▶ **TASK DIRECTIONS**
Find each line with the string "JSON" and report it.

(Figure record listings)

• • • • • • •

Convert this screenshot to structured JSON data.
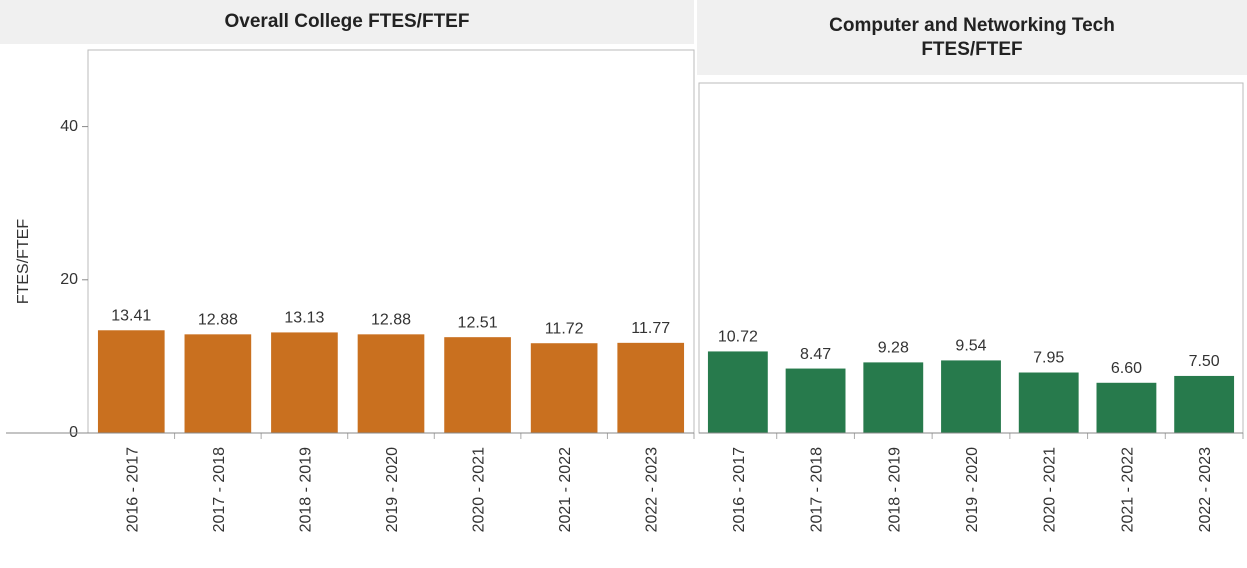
{
  "chart_data": [
    {
      "type": "bar",
      "title": "Overall College FTES/FTEF",
      "ylabel": "FTES/FTEF",
      "categories": [
        "2016 - 2017",
        "2017 - 2018",
        "2018 - 2019",
        "2019 - 2020",
        "2020 - 2021",
        "2021 - 2022",
        "2022 - 2023"
      ],
      "values": [
        13.41,
        12.88,
        13.13,
        12.88,
        12.51,
        11.72,
        11.77
      ],
      "value_labels": [
        "13.41",
        "12.88",
        "13.13",
        "12.88",
        "12.51",
        "11.72",
        "11.77"
      ],
      "color": "#c9701f",
      "ylim": [
        0,
        50
      ],
      "yticks": [
        0,
        20,
        40
      ]
    },
    {
      "type": "bar",
      "title": "Computer and Networking Tech FTES/FTEF",
      "categories": [
        "2016 - 2017",
        "2017 - 2018",
        "2018 - 2019",
        "2019 - 2020",
        "2020 - 2021",
        "2021 - 2022",
        "2022 - 2023"
      ],
      "values": [
        10.72,
        8.47,
        9.28,
        9.54,
        7.95,
        6.6,
        7.5
      ],
      "value_labels": [
        "10.72",
        "8.47",
        "9.28",
        "9.54",
        "7.95",
        "6.60",
        "7.50"
      ],
      "color": "#277a4c",
      "ylim": [
        0,
        46
      ]
    }
  ]
}
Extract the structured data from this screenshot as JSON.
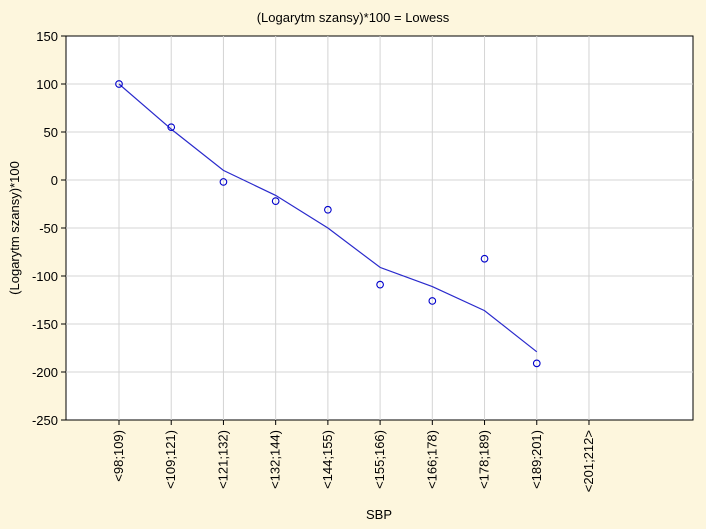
{
  "chart_data": {
    "type": "scatter",
    "title": "(Logarytm szansy)*100 = Lowess",
    "xlabel": "SBP",
    "ylabel": "(Logarytm szansy)*100",
    "ylim": [
      -250,
      150
    ],
    "yticks": [
      150,
      100,
      50,
      0,
      -50,
      -100,
      -150,
      -200,
      -250
    ],
    "categories": [
      "<98;109)",
      "<109;121)",
      "<121;132)",
      "<132;144)",
      "<144;155)",
      "<155;166)",
      "<166;178)",
      "<178;189)",
      "<189;201)",
      "<201;212>"
    ],
    "grid": true,
    "series": [
      {
        "kind": "points",
        "marker": "circle",
        "color": "#0000cc",
        "values": [
          100,
          55,
          -2,
          -22,
          -31,
          -109,
          -126,
          -82,
          -191,
          null
        ]
      },
      {
        "kind": "line",
        "color": "#2a2acc",
        "values": [
          100,
          53,
          10,
          -16,
          -50,
          -91,
          -111,
          -136,
          -179,
          null
        ]
      }
    ]
  }
}
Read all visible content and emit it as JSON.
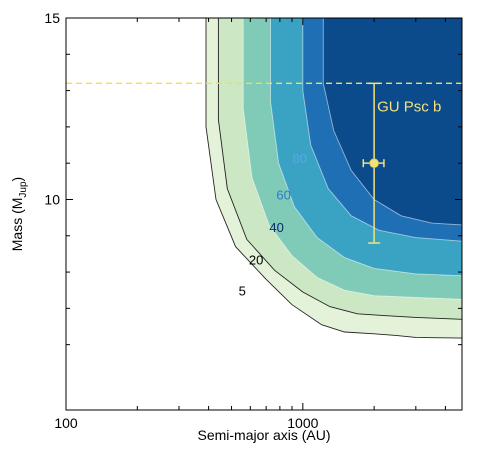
{
  "chart_data": {
    "type": "area",
    "xlabel": "Semi-major axis (AU)",
    "ylabel_main": "Mass (M",
    "ylabel_sub": "Jup",
    "ylabel_close": ")",
    "x_scale": "log",
    "xlim": [
      100,
      4700
    ],
    "ylim": [
      4.2,
      15
    ],
    "x_ticks": [
      {
        "value": 100,
        "label": "100"
      },
      {
        "value": 1000,
        "label": "1000"
      }
    ],
    "y_ticks": [
      {
        "value": 10,
        "label": "10"
      },
      {
        "value": 15,
        "label": "15"
      }
    ],
    "grid": false,
    "contour_levels": [
      {
        "label": "5",
        "color": "#000000",
        "fill": "#e4f2da",
        "points": [
          [
            390,
            15
          ],
          [
            390,
            12
          ],
          [
            430,
            10
          ],
          [
            520,
            8.7
          ],
          [
            700,
            7.8
          ],
          [
            900,
            7.1
          ],
          [
            1200,
            6.55
          ],
          [
            1500,
            6.35
          ],
          [
            2000,
            6.3
          ],
          [
            2500,
            6.25
          ],
          [
            3000,
            6.2
          ],
          [
            4700,
            6.18
          ]
        ]
      },
      {
        "label": "20",
        "color": "#000000",
        "fill": "#cbe7c4",
        "points": [
          [
            440,
            15
          ],
          [
            440,
            12.2
          ],
          [
            480,
            10.3
          ],
          [
            580,
            8.9
          ],
          [
            760,
            8.05
          ],
          [
            1000,
            7.45
          ],
          [
            1300,
            7.05
          ],
          [
            1700,
            6.85
          ],
          [
            2200,
            6.8
          ],
          [
            3000,
            6.75
          ],
          [
            4700,
            6.7
          ]
        ]
      },
      {
        "label": "40",
        "color": "#0b2a6b",
        "fill": "#7fcbb8",
        "points": [
          [
            560,
            15
          ],
          [
            560,
            12.5
          ],
          [
            610,
            10.6
          ],
          [
            720,
            9.3
          ],
          [
            900,
            8.45
          ],
          [
            1150,
            7.85
          ],
          [
            1500,
            7.5
          ],
          [
            2000,
            7.35
          ],
          [
            3000,
            7.3
          ],
          [
            4700,
            7.25
          ]
        ]
      },
      {
        "label": "60",
        "color": "#2e78c6",
        "fill": "#3aa3c4",
        "points": [
          [
            730,
            15
          ],
          [
            730,
            12.7
          ],
          [
            790,
            11.0
          ],
          [
            920,
            9.8
          ],
          [
            1150,
            8.95
          ],
          [
            1500,
            8.4
          ],
          [
            2000,
            8.1
          ],
          [
            3000,
            7.95
          ],
          [
            4700,
            7.9
          ]
        ]
      },
      {
        "label": "80",
        "color": "#58a8e6",
        "fill": "#1f6fb5",
        "points": [
          [
            1000,
            15
          ],
          [
            1000,
            13.0
          ],
          [
            1080,
            11.5
          ],
          [
            1280,
            10.3
          ],
          [
            1600,
            9.55
          ],
          [
            2100,
            9.15
          ],
          [
            3000,
            8.95
          ],
          [
            4700,
            8.85
          ]
        ]
      },
      {
        "label": "",
        "color": "#08468a",
        "fill": "#0b4a8b",
        "points": [
          [
            1220,
            15
          ],
          [
            1220,
            13.2
          ],
          [
            1350,
            11.9
          ],
          [
            1600,
            10.8
          ],
          [
            2000,
            10.0
          ],
          [
            2600,
            9.55
          ],
          [
            3500,
            9.35
          ],
          [
            4700,
            9.3
          ]
        ]
      }
    ],
    "contour_labels": [
      {
        "text": "80",
        "x": 970,
        "y": 11.1,
        "color": "#58a8e6"
      },
      {
        "text": "60",
        "x": 830,
        "y": 10.1,
        "color": "#2e78c6"
      },
      {
        "text": "40",
        "x": 775,
        "y": 9.2,
        "color": "#0b2a6b"
      },
      {
        "text": "20",
        "x": 635,
        "y": 8.3,
        "color": "#000000"
      },
      {
        "text": "5",
        "x": 555,
        "y": 7.45,
        "color": "#000000"
      }
    ],
    "reference_line": {
      "y": 13.2,
      "color": "#f7e03a"
    },
    "planet": {
      "label": "GU Psc b",
      "x": 2000,
      "y": 11.0,
      "x_err": [
        1800,
        2200
      ],
      "y_err": [
        8.8,
        13.2
      ],
      "color": "#f3e27a"
    }
  }
}
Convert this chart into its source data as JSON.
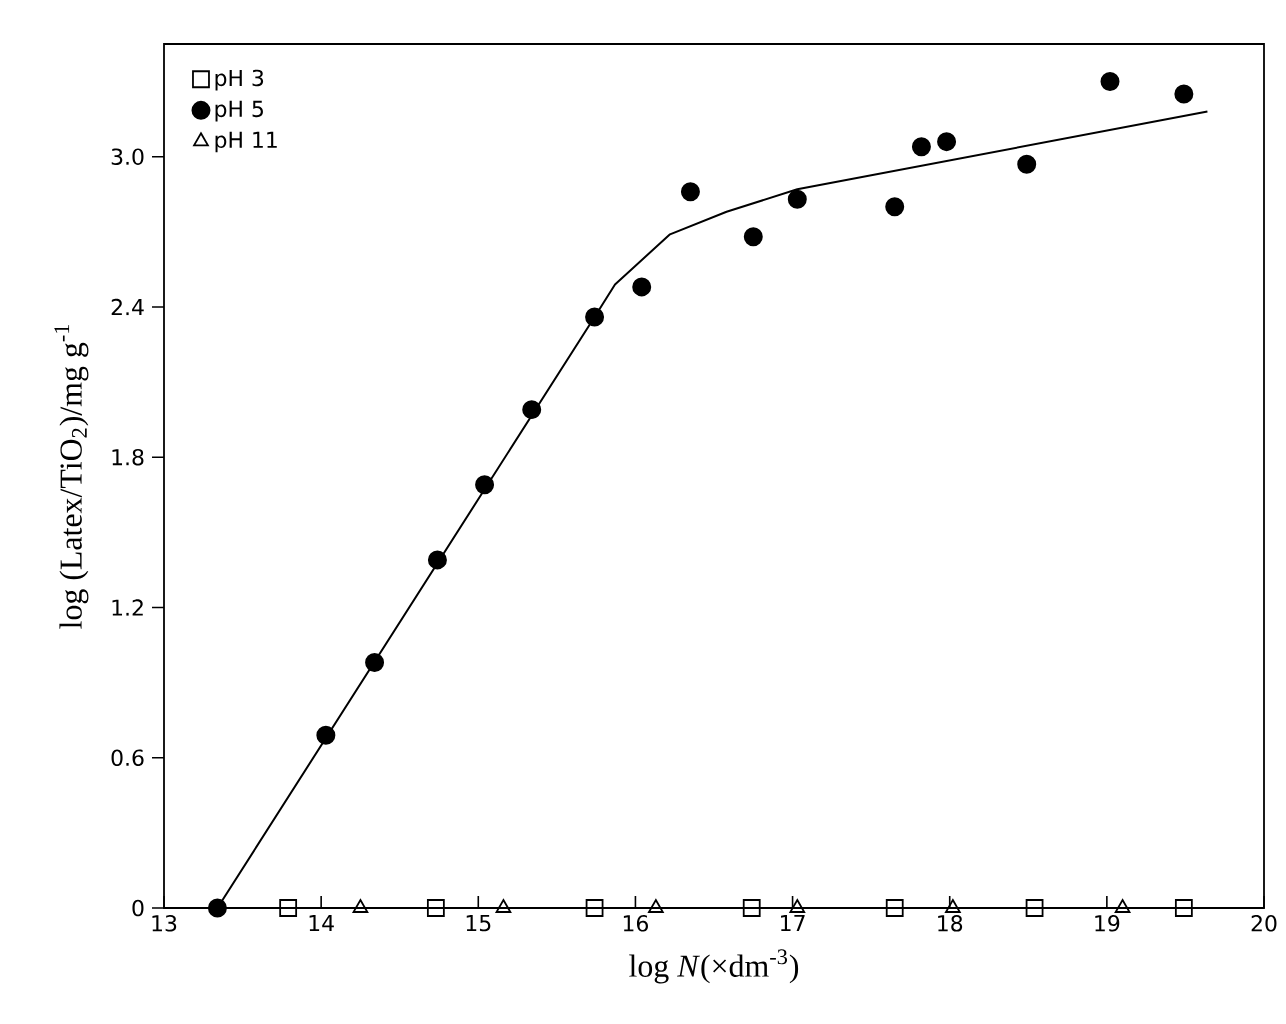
{
  "chart_data": {
    "type": "scatter",
    "xlabel": "log *N*(×dm$^{-3}$)",
    "ylabel": "log (Latex/TiO$_{2}$)/mg g$^{-1}$",
    "xlim": [
      13,
      20
    ],
    "ylim": [
      0,
      3.45
    ],
    "xticks": [
      13,
      14,
      15,
      16,
      17,
      18,
      19,
      20
    ],
    "yticks": [
      0,
      0.6,
      1.2,
      1.8,
      2.4,
      {
        "value": 3,
        "label": "3.0"
      }
    ],
    "legend": "top left",
    "grid": false,
    "series": [
      {
        "name": "pH 3",
        "color": "#000000",
        "marker": "square",
        "x": [
          13.79,
          14.73,
          15.74,
          16.74,
          17.65,
          18.54,
          19.49
        ],
        "values": [
          0,
          0,
          0,
          0,
          0,
          0,
          0
        ]
      },
      {
        "name": "pH 5",
        "color": "#000000",
        "marker": "circle",
        "x": [
          13.34,
          14.03,
          14.34,
          14.74,
          15.04,
          15.34,
          15.74,
          16.04,
          16.35,
          16.75,
          17.03,
          17.65,
          17.82,
          17.98,
          18.49,
          19.02,
          19.49
        ],
        "values": [
          0,
          0.69,
          0.98,
          1.39,
          1.69,
          1.99,
          2.36,
          2.48,
          2.86,
          2.68,
          2.83,
          2.8,
          3.04,
          3.06,
          2.97,
          3.3,
          3.25
        ]
      },
      {
        "name": "pH 11",
        "color": "#000000",
        "marker": "triangle",
        "x": [
          14.25,
          15.16,
          16.13,
          17.03,
          18.02,
          19.1
        ],
        "values": [
          0,
          0,
          0,
          0,
          0,
          0
        ]
      },
      {
        "type": "line",
        "color": "#000000",
        "marker": "none",
        "x": [
          13.34,
          15.74,
          15.87,
          16.22,
          16.58,
          17.03,
          19.64
        ],
        "values": [
          0,
          2.36,
          2.49,
          2.69,
          2.78,
          2.87,
          3.18
        ]
      }
    ]
  }
}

• • • • • • •

▶ **RIGHT ANSWER**
Convert this screenshot to structured JSON data.
Extract the structured data from this screenshot as JSON.
Read all visible content and emit it as JSON.
Convert this chart into its source data as JSON.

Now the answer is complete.